- **TASK REQUIREMENTS**
Send back the entries below exactly as they appear.
[Start of GIVEN INFORMATION]
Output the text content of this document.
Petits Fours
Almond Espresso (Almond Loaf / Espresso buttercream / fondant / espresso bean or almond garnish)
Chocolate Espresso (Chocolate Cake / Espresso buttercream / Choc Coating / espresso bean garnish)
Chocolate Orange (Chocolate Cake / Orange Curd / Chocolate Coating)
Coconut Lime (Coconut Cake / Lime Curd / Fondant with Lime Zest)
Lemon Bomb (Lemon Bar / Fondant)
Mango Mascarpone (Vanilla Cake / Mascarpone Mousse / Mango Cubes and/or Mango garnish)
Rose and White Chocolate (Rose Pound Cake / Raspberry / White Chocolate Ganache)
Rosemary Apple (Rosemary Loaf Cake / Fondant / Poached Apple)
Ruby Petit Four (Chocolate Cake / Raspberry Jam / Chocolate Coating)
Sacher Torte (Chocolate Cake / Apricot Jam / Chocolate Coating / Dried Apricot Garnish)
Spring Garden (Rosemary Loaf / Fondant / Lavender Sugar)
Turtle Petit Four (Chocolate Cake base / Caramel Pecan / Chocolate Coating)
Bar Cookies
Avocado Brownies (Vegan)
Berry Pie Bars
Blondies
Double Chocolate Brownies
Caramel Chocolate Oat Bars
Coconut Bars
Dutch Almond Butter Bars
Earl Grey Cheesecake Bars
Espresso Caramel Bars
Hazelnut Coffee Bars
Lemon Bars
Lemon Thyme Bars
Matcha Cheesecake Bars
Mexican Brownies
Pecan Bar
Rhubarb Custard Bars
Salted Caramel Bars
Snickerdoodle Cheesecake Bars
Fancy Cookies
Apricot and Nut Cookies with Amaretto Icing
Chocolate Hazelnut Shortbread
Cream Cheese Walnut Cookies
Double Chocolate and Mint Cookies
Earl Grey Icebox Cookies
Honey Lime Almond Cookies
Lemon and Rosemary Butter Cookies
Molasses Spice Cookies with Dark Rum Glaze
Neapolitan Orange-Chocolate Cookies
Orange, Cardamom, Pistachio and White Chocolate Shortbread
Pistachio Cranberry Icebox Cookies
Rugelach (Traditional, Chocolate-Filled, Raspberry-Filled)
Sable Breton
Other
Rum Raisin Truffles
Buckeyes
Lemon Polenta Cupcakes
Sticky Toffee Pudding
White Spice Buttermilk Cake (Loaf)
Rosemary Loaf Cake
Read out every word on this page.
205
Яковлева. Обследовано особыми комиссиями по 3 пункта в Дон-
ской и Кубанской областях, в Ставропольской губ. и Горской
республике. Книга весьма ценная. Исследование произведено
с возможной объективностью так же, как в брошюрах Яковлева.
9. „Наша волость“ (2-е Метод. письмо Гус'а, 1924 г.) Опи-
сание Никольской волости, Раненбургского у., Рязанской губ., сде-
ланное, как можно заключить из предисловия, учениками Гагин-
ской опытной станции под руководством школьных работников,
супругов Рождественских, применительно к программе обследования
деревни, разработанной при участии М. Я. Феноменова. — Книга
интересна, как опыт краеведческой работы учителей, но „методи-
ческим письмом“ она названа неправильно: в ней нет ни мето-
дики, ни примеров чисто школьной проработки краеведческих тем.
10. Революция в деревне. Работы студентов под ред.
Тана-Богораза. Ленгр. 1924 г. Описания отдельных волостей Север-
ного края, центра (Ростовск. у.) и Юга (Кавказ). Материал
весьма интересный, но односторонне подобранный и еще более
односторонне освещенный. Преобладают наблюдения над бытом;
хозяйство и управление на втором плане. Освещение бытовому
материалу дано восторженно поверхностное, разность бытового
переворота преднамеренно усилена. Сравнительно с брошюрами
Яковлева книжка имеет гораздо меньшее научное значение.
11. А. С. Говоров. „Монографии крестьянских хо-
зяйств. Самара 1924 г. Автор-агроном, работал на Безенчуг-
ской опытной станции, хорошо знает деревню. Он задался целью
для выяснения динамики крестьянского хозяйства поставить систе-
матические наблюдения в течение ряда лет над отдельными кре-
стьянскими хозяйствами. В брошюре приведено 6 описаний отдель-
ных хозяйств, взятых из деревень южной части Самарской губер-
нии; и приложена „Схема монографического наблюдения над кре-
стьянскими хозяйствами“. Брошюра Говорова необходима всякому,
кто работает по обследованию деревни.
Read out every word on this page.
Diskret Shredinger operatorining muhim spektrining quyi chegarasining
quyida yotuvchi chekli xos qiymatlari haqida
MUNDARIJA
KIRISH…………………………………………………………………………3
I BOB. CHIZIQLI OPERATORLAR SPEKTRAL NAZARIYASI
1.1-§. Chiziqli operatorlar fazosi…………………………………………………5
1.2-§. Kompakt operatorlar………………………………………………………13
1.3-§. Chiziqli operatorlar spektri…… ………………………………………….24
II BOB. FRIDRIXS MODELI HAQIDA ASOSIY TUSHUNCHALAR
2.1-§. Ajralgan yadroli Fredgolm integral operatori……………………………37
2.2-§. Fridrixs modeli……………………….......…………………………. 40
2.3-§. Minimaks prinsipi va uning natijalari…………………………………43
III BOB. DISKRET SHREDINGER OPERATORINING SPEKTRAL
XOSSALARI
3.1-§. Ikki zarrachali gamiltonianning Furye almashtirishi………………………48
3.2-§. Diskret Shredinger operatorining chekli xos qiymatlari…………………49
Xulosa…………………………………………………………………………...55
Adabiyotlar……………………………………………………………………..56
[End of GIVEN INFORMATION]
- **RESPONSE BELOW**
Output the text content of this document.
Petits Fours
Almond Espresso (Almond Loaf / Espresso buttercream / fondant / espresso bean or almond garnish)
Chocolate Espresso (Chocolate Cake / Espresso buttercream / Choc Coating / espresso bean garnish)
Chocolate Orange (Chocolate Cake / Orange Curd / Chocolate Coating)
Coconut Lime (Coconut Cake / Lime Curd / Fondant with Lime Zest)
Lemon Bomb (Lemon Bar / Fondant)
Mango Mascarpone (Vanilla Cake / Mascarpone Mousse / Mango Cubes and/or Mango garnish)
Rose and White Chocolate (Rose Pound Cake / Raspberry / White Chocolate Ganache)
Rosemary Apple (Rosemary Loaf Cake / Fondant / Poached Apple)
Ruby Petit Four (Chocolate Cake / Raspberry Jam / Chocolate Coating)
Sacher Torte (Chocolate Cake / Apricot Jam / Chocolate Coating / Dried Apricot Garnish)
Spring Garden (Rosemary Loaf / Fondant / Lavender Sugar)
Turtle Petit Four (Chocolate Cake base / Caramel Pecan / Chocolate Coating)
Bar Cookies
Avocado Brownies (Vegan)
Berry Pie Bars
Blondies
Double Chocolate Brownies
Caramel Chocolate Oat Bars
Coconut Bars
Dutch Almond Butter Bars
Earl Grey Cheesecake Bars
Espresso Caramel Bars
Hazelnut Coffee Bars
Lemon Bars
Lemon Thyme Bars
Matcha Cheesecake Bars
Mexican Brownies
Pecan Bar
Rhubarb Custard Bars
Salted Caramel Bars
Snickerdoodle Cheesecake Bars
Fancy Cookies
Apricot and Nut Cookies with Amaretto Icing
Chocolate Hazelnut Shortbread
Cream Cheese Walnut Cookies
Double Chocolate and Mint Cookies
Earl Grey Icebox Cookies
Honey Lime Almond Cookies
Lemon and Rosemary Butter Cookies
Molasses Spice Cookies with Dark Rum Glaze
Neapolitan Orange-Chocolate Cookies
Orange, Cardamom, Pistachio and White Chocolate Shortbread
Pistachio Cranberry Icebox Cookies
Rugelach (Traditional, Chocolate-Filled, Raspberry-Filled)
Sable Breton
Other
Rum Raisin Truffles
Buckeyes
Lemon Polenta Cupcakes
Sticky Toffee Pudding
White Spice Buttermilk Cake (Loaf)
Rosemary Loaf Cake
Read out every word on this page.
205
Яковлева. Обследовано особыми комиссиями по 3 пункта в Дон-
ской и Кубанской областях, в Ставропольской губ. и Горской
республике. Книга весьма ценная. Исследование произведено
с возможной объективностью так же, как в брошюрах Яковлева.
9. „Наша волость“ (2-е Метод. письмо Гус'а, 1924 г.) Опи-
сание Никольской волости, Раненбургского у., Рязанской губ., сде-
ланное, как можно заключить из предисловия, учениками Гагин-
ской опытной станции под руководством школьных работников,
супругов Рождественских, применительно к программе обследования
деревни, разработанной при участии М. Я. Феноменова. — Книга
интересна, как опыт краеведческой работы учителей, но „методи-
ческим письмом“ она названа неправильно: в ней нет ни мето-
дики, ни примеров чисто школьной проработки краеведческих тем.
10. Революция в деревне. Работы студентов под ред.
Тана-Богораза. Ленгр. 1924 г. Описания отдельных волостей Север-
ного края, центра (Ростовск. у.) и Юга (Кавказ). Материал
весьма интересный, но односторонне подобранный и еще более
односторонне освещенный. Преобладают наблюдения над бытом;
хозяйство и управление на втором плане. Освещение бытовому
материалу дано восторженно поверхностное, разность бытового
переворота преднамеренно усилена. Сравнительно с брошюрами
Яковлева книжка имеет гораздо меньшее научное значение.
11. А. С. Говоров. „Монографии крестьянских хо-
зяйств. Самара 1924 г. Автор-агроном, работал на Безенчуг-
ской опытной станции, хорошо знает деревню. Он задался целью
для выяснения динамики крестьянского хозяйства поставить систе-
матические наблюдения в течение ряда лет над отдельными кре-
стьянскими хозяйствами. В брошюре приведено 6 описаний отдель-
ных хозяйств, взятых из деревень южной части Самарской губер-
нии; и приложена „Схема монографического наблюдения над кре-
стьянскими хозяйствами“. Брошюра Говорова необходима всякому,
кто работает по обследованию деревни.
Read out every word on this page.
Diskret Shredinger operatorining muhim spektrining quyi chegarasining
quyida yotuvchi chekli xos qiymatlari haqida
MUNDARIJA
KIRISH…………………………………………………………………………3
I BOB. CHIZIQLI OPERATORLAR SPEKTRAL NAZARIYASI
1.1-§. Chiziqli operatorlar fazosi…………………………………………………5
1.2-§. Kompakt operatorlar………………………………………………………13
1.3-§. Chiziqli operatorlar spektri…… ………………………………………….24
II BOB. FRIDRIXS MODELI HAQIDA ASOSIY TUSHUNCHALAR
2.1-§. Ajralgan yadroli Fredgolm integral operatori……………………………37
2.2-§. Fridrixs modeli……………………….......…………………………. 40
2.3-§. Minimaks prinsipi va uning natijalari…………………………………43
III BOB. DISKRET SHREDINGER OPERATORINING SPEKTRAL
XOSSALARI
3.1-§. Ikki zarrachali gamiltonianning Furye almashtirishi………………………48
3.2-§. Diskret Shredinger operatorining chekli xos qiymatlari…………………49
Xulosa…………………………………………………………………………...55
Adabiyotlar……………………………………………………………………..56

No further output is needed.